Copy each record exactly as it reads, leaving out any pictures it holds.

....................

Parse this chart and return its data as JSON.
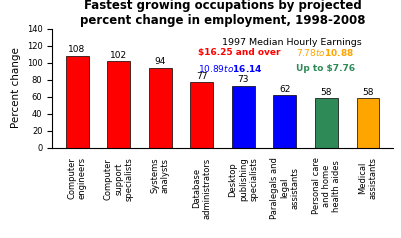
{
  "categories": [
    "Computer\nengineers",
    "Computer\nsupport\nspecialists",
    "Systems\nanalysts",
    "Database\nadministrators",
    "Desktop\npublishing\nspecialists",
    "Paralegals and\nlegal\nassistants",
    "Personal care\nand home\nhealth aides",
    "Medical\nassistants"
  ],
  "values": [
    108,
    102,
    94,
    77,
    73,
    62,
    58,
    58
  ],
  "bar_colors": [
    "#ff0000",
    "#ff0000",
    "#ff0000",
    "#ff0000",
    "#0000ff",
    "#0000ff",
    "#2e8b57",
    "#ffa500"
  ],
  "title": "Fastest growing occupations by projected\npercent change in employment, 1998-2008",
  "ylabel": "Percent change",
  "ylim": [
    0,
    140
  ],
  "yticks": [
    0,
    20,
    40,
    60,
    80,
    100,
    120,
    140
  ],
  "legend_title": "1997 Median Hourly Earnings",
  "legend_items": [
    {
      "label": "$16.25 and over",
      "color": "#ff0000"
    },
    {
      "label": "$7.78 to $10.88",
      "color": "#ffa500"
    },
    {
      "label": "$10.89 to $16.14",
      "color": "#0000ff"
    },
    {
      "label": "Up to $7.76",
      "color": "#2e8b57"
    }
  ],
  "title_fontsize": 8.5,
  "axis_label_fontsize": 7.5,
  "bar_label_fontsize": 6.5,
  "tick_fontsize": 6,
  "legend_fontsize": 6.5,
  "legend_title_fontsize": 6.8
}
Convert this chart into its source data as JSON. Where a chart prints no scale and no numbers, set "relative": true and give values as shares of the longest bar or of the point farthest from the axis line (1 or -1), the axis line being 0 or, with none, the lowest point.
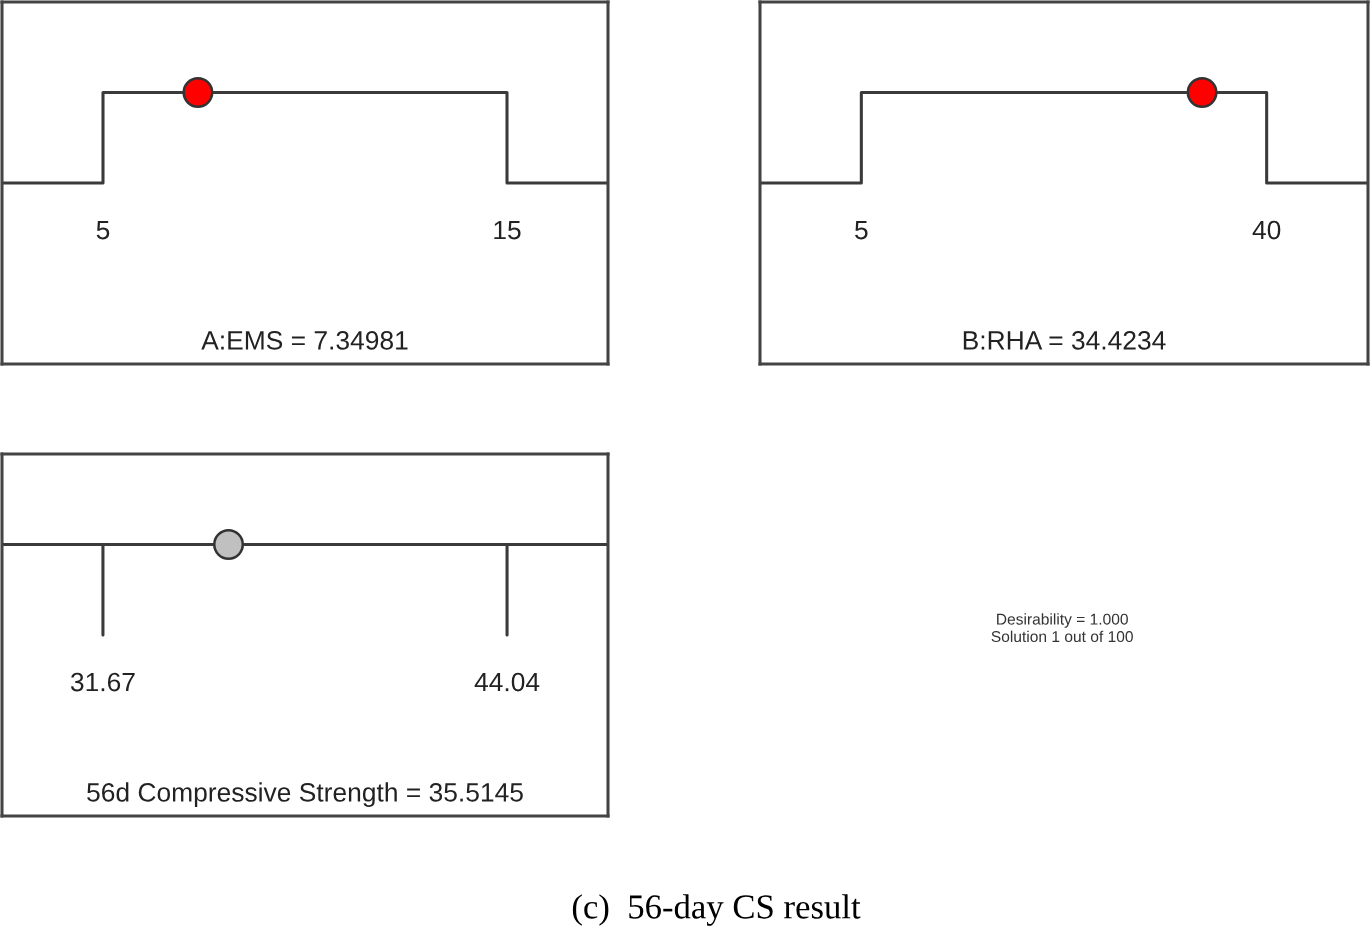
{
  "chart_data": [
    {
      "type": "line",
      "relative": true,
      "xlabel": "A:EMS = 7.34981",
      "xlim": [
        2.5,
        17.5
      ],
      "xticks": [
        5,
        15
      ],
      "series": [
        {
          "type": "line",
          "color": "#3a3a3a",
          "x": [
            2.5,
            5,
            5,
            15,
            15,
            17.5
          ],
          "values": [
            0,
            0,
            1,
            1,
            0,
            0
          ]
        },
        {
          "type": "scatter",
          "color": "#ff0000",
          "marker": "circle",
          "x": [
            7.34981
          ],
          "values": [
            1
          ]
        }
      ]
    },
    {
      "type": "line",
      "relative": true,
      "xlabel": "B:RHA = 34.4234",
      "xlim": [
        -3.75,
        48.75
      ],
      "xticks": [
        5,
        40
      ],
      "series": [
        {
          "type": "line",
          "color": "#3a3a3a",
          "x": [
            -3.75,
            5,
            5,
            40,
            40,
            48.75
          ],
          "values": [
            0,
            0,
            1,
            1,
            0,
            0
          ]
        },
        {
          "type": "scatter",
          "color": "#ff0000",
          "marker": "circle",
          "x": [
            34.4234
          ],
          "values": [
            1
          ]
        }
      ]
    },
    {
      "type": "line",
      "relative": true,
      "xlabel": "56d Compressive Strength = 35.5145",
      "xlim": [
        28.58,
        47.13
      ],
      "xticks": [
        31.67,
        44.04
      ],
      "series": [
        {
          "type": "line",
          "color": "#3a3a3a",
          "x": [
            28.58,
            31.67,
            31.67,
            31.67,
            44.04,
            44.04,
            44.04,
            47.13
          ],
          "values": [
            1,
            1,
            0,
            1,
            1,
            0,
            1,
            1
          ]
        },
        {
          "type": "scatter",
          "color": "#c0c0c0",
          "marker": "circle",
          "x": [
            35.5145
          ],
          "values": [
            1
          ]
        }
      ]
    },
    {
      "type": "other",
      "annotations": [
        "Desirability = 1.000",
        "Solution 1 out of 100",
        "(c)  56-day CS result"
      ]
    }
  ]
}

....................

_ANSWER TO THIS TASK:_
Parse this chart and return its data as JSON.
{
  "categories": [
    "Computer\nengineers",
    "Computer\nsupport\nspecialists",
    "Systems\nanalysts",
    "Database\nadministrators",
    "Desktop\npublishing\nspecialists",
    "Paralegals and\nlegal\nassistants",
    "Personal care\nand home\nhealth aides",
    "Medical\nassistants"
  ],
  "values": [
    108,
    102,
    94,
    77,
    73,
    62,
    58,
    58
  ],
  "bar_colors": [
    "#ff0000",
    "#ff0000",
    "#ff0000",
    "#ff0000",
    "#0000ff",
    "#0000ff",
    "#2e8b57",
    "#ffa500"
  ],
  "title": "Fastest growing occupations by projected\npercent change in employment, 1998-2008",
  "ylabel": "Percent change",
  "ylim": [
    0,
    140
  ],
  "yticks": [
    0,
    20,
    40,
    60,
    80,
    100,
    120,
    140
  ],
  "legend_title": "1997 Median Hourly Earnings",
  "legend_items": [
    {
      "label": "$16.25 and over",
      "color": "#ff0000"
    },
    {
      "label": "$7.78 to $10.88",
      "color": "#ffa500"
    },
    {
      "label": "$10.89 to $16.14",
      "color": "#0000ff"
    },
    {
      "label": "Up to $7.76",
      "color": "#2e8b57"
    }
  ],
  "title_fontsize": 8.5,
  "axis_label_fontsize": 7.5,
  "bar_label_fontsize": 6.5,
  "tick_fontsize": 6,
  "legend_fontsize": 6.5,
  "legend_title_fontsize": 6.8
}
Convert this chart into its source data as JSON. Where a chart prints no scale and no numbers, set "relative": true and give values as shares of the longest bar or of the point farthest from the axis line (1 or -1), the axis line being 0 or, with none, the lowest point.
{
  "chart_data": [
    {
      "type": "line",
      "relative": true,
      "xlabel": "A:EMS = 7.34981",
      "xlim": [
        2.5,
        17.5
      ],
      "xticks": [
        5,
        15
      ],
      "series": [
        {
          "type": "line",
          "color": "#3a3a3a",
          "x": [
            2.5,
            5,
            5,
            15,
            15,
            17.5
          ],
          "values": [
            0,
            0,
            1,
            1,
            0,
            0
          ]
        },
        {
          "type": "scatter",
          "color": "#ff0000",
          "marker": "circle",
          "x": [
            7.34981
          ],
          "values": [
            1
          ]
        }
      ]
    },
    {
      "type": "line",
      "relative": true,
      "xlabel": "B:RHA = 34.4234",
      "xlim": [
        -3.75,
        48.75
      ],
      "xticks": [
        5,
        40
      ],
      "series": [
        {
          "type": "line",
          "color": "#3a3a3a",
          "x": [
            -3.75,
            5,
            5,
            40,
            40,
            48.75
          ],
          "values": [
            0,
            0,
            1,
            1,
            0,
            0
          ]
        },
        {
          "type": "scatter",
          "color": "#ff0000",
          "marker": "circle",
          "x": [
            34.4234
          ],
          "values": [
            1
          ]
        }
      ]
    },
    {
      "type": "line",
      "relative": true,
      "xlabel": "56d Compressive Strength = 35.5145",
      "xlim": [
        28.58,
        47.13
      ],
      "xticks": [
        31.67,
        44.04
      ],
      "series": [
        {
          "type": "line",
          "color": "#3a3a3a",
          "x": [
            28.58,
            31.67,
            31.67,
            31.67,
            44.04,
            44.04,
            44.04,
            47.13
          ],
          "values": [
            1,
            1,
            0,
            1,
            1,
            0,
            1,
            1
          ]
        },
        {
          "type": "scatter",
          "color": "#c0c0c0",
          "marker": "circle",
          "x": [
            35.5145
          ],
          "values": [
            1
          ]
        }
      ]
    },
    {
      "type": "other",
      "annotations": [
        "Desirability = 1.000",
        "Solution 1 out of 100",
        "(c)  56-day CS result"
      ]
    }
  ]
}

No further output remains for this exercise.